[Structured figure records]
--------
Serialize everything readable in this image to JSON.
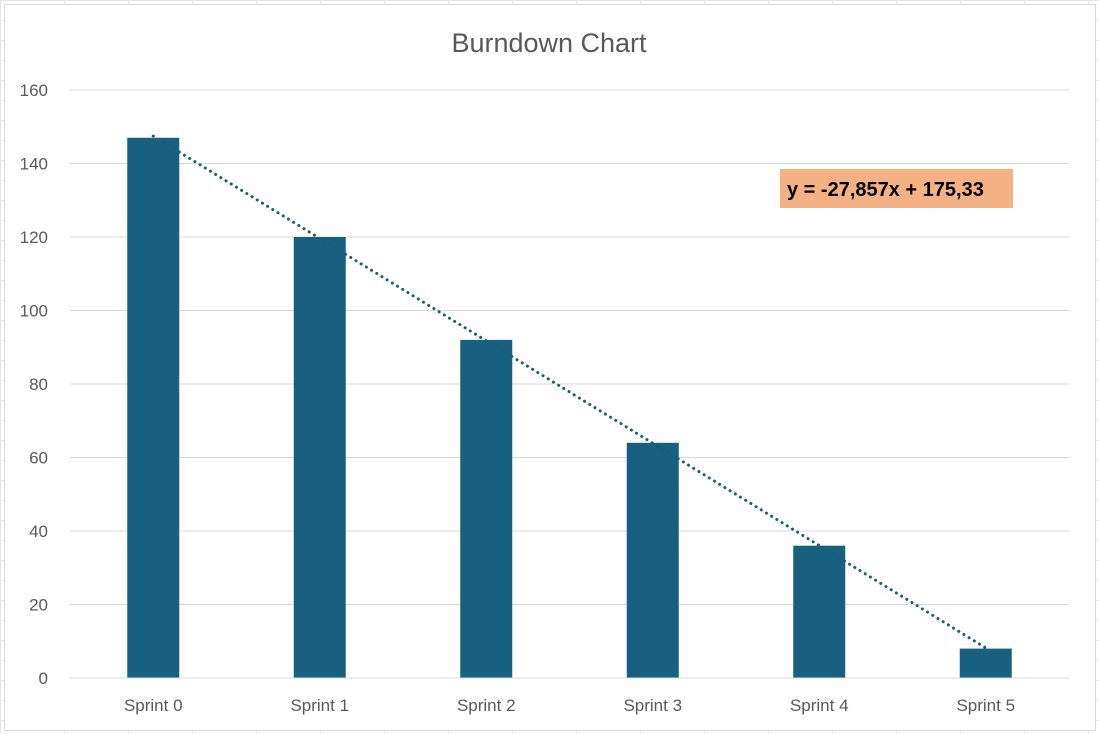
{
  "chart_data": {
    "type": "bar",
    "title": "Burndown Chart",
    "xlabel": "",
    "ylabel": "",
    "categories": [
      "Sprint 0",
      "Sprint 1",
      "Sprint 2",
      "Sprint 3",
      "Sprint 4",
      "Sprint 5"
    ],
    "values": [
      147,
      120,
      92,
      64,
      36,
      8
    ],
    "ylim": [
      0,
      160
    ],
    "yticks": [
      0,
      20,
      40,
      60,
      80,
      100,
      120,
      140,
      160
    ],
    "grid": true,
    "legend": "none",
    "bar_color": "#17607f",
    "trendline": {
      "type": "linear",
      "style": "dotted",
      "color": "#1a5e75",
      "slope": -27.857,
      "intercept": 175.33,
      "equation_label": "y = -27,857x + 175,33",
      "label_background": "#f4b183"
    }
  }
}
--------
● THE EXERCISE
Write out the data precisely as given, excluding the pictures.

● WORKED ANSWER
Serialize everything readable in this image to JSON.
{
  "chart_data": {
    "type": "bar",
    "title": "Burndown Chart",
    "xlabel": "",
    "ylabel": "",
    "categories": [
      "Sprint 0",
      "Sprint 1",
      "Sprint 2",
      "Sprint 3",
      "Sprint 4",
      "Sprint 5"
    ],
    "values": [
      147,
      120,
      92,
      64,
      36,
      8
    ],
    "ylim": [
      0,
      160
    ],
    "yticks": [
      0,
      20,
      40,
      60,
      80,
      100,
      120,
      140,
      160
    ],
    "grid": true,
    "legend": "none",
    "bar_color": "#17607f",
    "trendline": {
      "type": "linear",
      "style": "dotted",
      "color": "#1a5e75",
      "slope": -27.857,
      "intercept": 175.33,
      "equation_label": "y = -27,857x + 175,33",
      "label_background": "#f4b183"
    }
  }
}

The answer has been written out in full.